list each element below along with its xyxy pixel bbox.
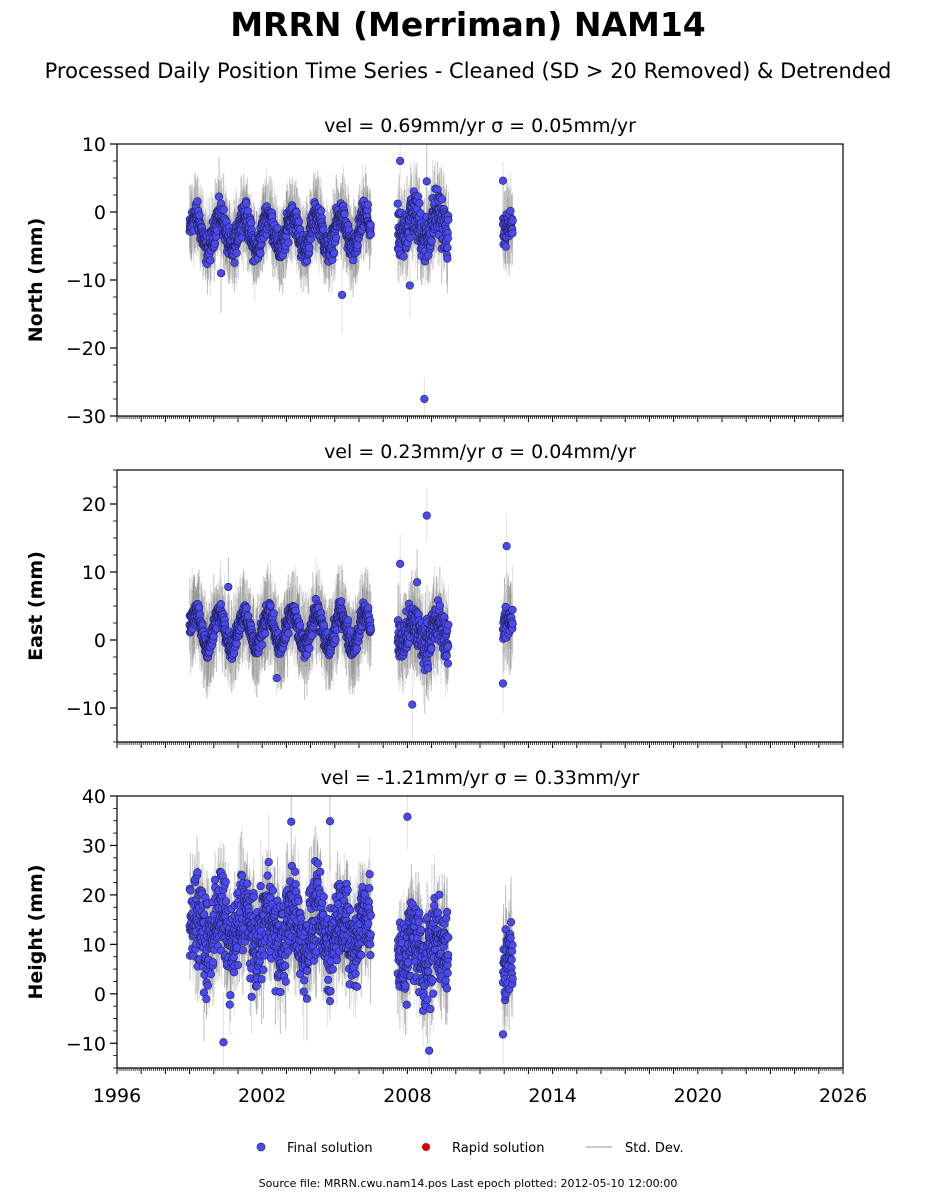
data-point: [352, 644, 362, 653]
data-point: [501, 242, 510, 251]
data-point: [305, 243, 314, 252]
data-point: [331, 635, 340, 644]
data-point: [393, 199, 402, 208]
data-point: [508, 216, 517, 225]
data-point: [206, 256, 215, 265]
y-tick-label: −10: [66, 270, 106, 292]
data-point: [284, 629, 293, 638]
data-point: [261, 629, 270, 638]
data-point: [427, 236, 436, 246]
data-point: [346, 626, 355, 635]
data-point: [266, 601, 275, 610]
data-point: [413, 192, 423, 201]
data-point: [437, 195, 446, 204]
data-point: [444, 215, 453, 225]
figure-subtitle: Processed Daily Position Time Series - C…: [45, 59, 892, 83]
axes-frame: [116, 143, 844, 417]
data-point: [336, 597, 346, 606]
data-point: [399, 252, 408, 261]
data-point: [256, 249, 265, 258]
data-point: [219, 205, 228, 214]
data-point: [232, 248, 241, 258]
y-tick-label: −30: [66, 406, 106, 428]
data-point: [317, 206, 326, 216]
data-point: [242, 199, 251, 208]
data-point: [343, 616, 353, 625]
std-dev-bars: [189, 144, 514, 416]
data-point: [257, 640, 266, 649]
y-tick-label: −20: [66, 338, 106, 360]
plot-area: [185, 488, 517, 742]
data-point: [366, 220, 375, 230]
y-axis-label: North (mm): [25, 218, 47, 343]
figure-title: MRRN (Merriman) NAM14: [230, 5, 706, 44]
data-point: [508, 229, 517, 238]
data-point: [308, 631, 317, 640]
data-point: [443, 254, 452, 263]
data-point: [214, 192, 224, 201]
data-point: [296, 621, 305, 630]
data-point: [331, 233, 341, 243]
data-point: [216, 269, 226, 278]
data-point: [195, 211, 204, 220]
data-point: [415, 199, 424, 208]
data-point: [269, 609, 278, 618]
data-point: [284, 238, 293, 247]
data-point: [230, 258, 239, 267]
data-point: [420, 394, 429, 404]
data-point: [330, 248, 339, 258]
data-point: [422, 177, 431, 186]
data-point: [349, 256, 358, 265]
data-point: [305, 644, 314, 653]
data-point: [244, 611, 253, 621]
data-point: [443, 243, 452, 252]
data-point: [364, 603, 373, 612]
x-ticks: [116, 416, 844, 422]
data-points: [185, 511, 517, 709]
panel-1: −30 −20 −10 0 10 vel = 0.69mm/yr σ = 0.05mm/y…: [25, 115, 844, 428]
data-point: [353, 241, 362, 250]
y-tick-label: 10: [82, 134, 106, 156]
data-point: [405, 281, 414, 290]
data-point: [242, 603, 251, 613]
data-point: [506, 206, 515, 216]
panel-title: vel = 0.69mm/yr σ = 0.05mm/yr: [324, 115, 636, 137]
data-point: [405, 233, 414, 242]
data-point: [247, 218, 256, 227]
data-point: [194, 603, 204, 612]
panels: −30 −20 −10 0 10 vel = 0.69mm/yr σ = 0.05mm/y…: [25, 115, 867, 1107]
data-point: [319, 621, 329, 630]
data-point: [366, 230, 375, 239]
data-point: [498, 176, 508, 185]
data-point: [216, 600, 225, 609]
data-point: [363, 200, 372, 209]
data-point: [366, 624, 375, 634]
data-point: [396, 156, 405, 166]
y-ticks: −30 −20 −10 0 10: [66, 134, 117, 428]
data-point: [337, 290, 347, 300]
data-point: [291, 606, 300, 615]
data-point: [210, 239, 220, 248]
data-point: [416, 209, 425, 218]
data-points: [185, 156, 517, 404]
data-point: [193, 197, 202, 206]
data-point: [340, 209, 349, 218]
data-point: [443, 234, 453, 243]
y-tick-label: 0: [94, 202, 106, 224]
plot-area: [185, 144, 517, 416]
data-point: [195, 610, 204, 619]
data-point: [232, 639, 241, 648]
data-point: [294, 217, 304, 226]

[Written request]
Rewrite every line of the records above as a numbered list, skipping blank lines and omitting the pictures.

[Task output]
1. list each element below along with its xyxy pixel bbox.
2. data-point: [352, 644, 362, 653]
3. data-point: [501, 242, 510, 251]
4. data-point: [305, 243, 314, 252]
5. data-point: [331, 635, 340, 644]
6. data-point: [393, 199, 402, 208]
7. data-point: [508, 216, 517, 225]
8. data-point: [206, 256, 215, 265]
9. y-tick-label: −10: [66, 270, 106, 292]
10. data-point: [284, 629, 293, 638]
11. data-point: [261, 629, 270, 638]
12. data-point: [427, 236, 436, 246]
13. data-point: [346, 626, 355, 635]
14. data-point: [266, 601, 275, 610]
15. data-point: [413, 192, 423, 201]
16. data-point: [437, 195, 446, 204]
17. data-point: [444, 215, 453, 225]
18. figure-subtitle: Processed Daily Position Time Series - C…: [45, 59, 892, 83]
19. axes-frame: [116, 143, 844, 417]
20. data-point: [336, 597, 346, 606]
21. data-point: [399, 252, 408, 261]
22. data-point: [256, 249, 265, 258]
23. data-point: [219, 205, 228, 214]
24. data-point: [232, 248, 241, 258]
25. y-tick-label: −30: [66, 406, 106, 428]
26. data-point: [317, 206, 326, 216]
27. data-point: [242, 199, 251, 208]
28. data-point: [343, 616, 353, 625]
29. std-dev-bars: [189, 144, 514, 416]
30. data-point: [257, 640, 266, 649]
31. y-tick-label: −20: [66, 338, 106, 360]
32. plot-area: [185, 488, 517, 742]
33. data-point: [366, 220, 375, 230]
34. y-axis-label: North (mm): [25, 218, 47, 343]
35. figure-title: MRRN (Merriman) NAM14: [230, 5, 706, 44]
36. data-point: [508, 229, 517, 238]
37. data-point: [308, 631, 317, 640]
38. data-point: [443, 254, 452, 263]
39. data-point: [214, 192, 224, 201]
40. data-point: [296, 621, 305, 630]
41. data-point: [331, 233, 341, 243]
42. data-point: [216, 269, 226, 278]
43. data-point: [195, 211, 204, 220]
44. data-point: [415, 199, 424, 208]
45. data-point: [269, 609, 278, 618]
46. data-point: [284, 238, 293, 247]
47. data-point: [230, 258, 239, 267]
48. data-point: [420, 394, 429, 404]
49. data-point: [330, 248, 339, 258]
50. data-point: [422, 177, 431, 186]
51. data-point: [349, 256, 358, 265]
52. data-point: [305, 644, 314, 653]
53. data-point: [244, 611, 253, 621]
54. data-point: [443, 243, 452, 252]
55. data-point: [364, 603, 373, 612]
56. x-ticks: [116, 416, 844, 422]
57. data-points: [185, 511, 517, 709]
58. panel-1: −30 −20 −10 0 10 vel = 0.69mm/yr σ = 0.05mm/y…: [25, 115, 844, 428]
59. data-point: [353, 241, 362, 250]
60. y-tick-label: 10: [82, 134, 106, 156]
61. data-point: [405, 281, 414, 290]
62. data-point: [242, 603, 251, 613]
63. data-point: [506, 206, 515, 216]
64. panel-title: vel = 0.69mm/yr σ = 0.05mm/yr: [324, 115, 636, 137]
65. data-point: [405, 233, 414, 242]
66. data-point: [247, 218, 256, 227]
67. data-point: [194, 603, 204, 612]
68. panels: −30 −20 −10 0 10 vel = 0.69mm/yr σ = 0.05mm/y…: [25, 115, 867, 1107]
69. data-point: [319, 621, 329, 630]
70. data-point: [366, 230, 375, 239]
71. data-point: [498, 176, 508, 185]
72. data-point: [216, 600, 225, 609]
73. data-point: [363, 200, 372, 209]
74. data-point: [366, 624, 375, 634]
75. data-point: [396, 156, 405, 166]
76. y-ticks: −30 −20 −10 0 10: [66, 134, 117, 428]
77. data-point: [337, 290, 347, 300]
78. data-point: [291, 606, 300, 615]
79. data-point: [210, 239, 220, 248]
80. data-point: [416, 209, 425, 218]
81. data-points: [185, 156, 517, 404]
82. data-point: [193, 197, 202, 206]
83. data-point: [340, 209, 349, 218]
84. data-point: [443, 234, 453, 243]
85. y-tick-label: 0: [94, 202, 106, 224]
86. plot-area: [185, 144, 517, 416]
87. data-point: [195, 610, 204, 619]
88. data-point: [232, 639, 241, 648]
89. data-point: [294, 217, 304, 226]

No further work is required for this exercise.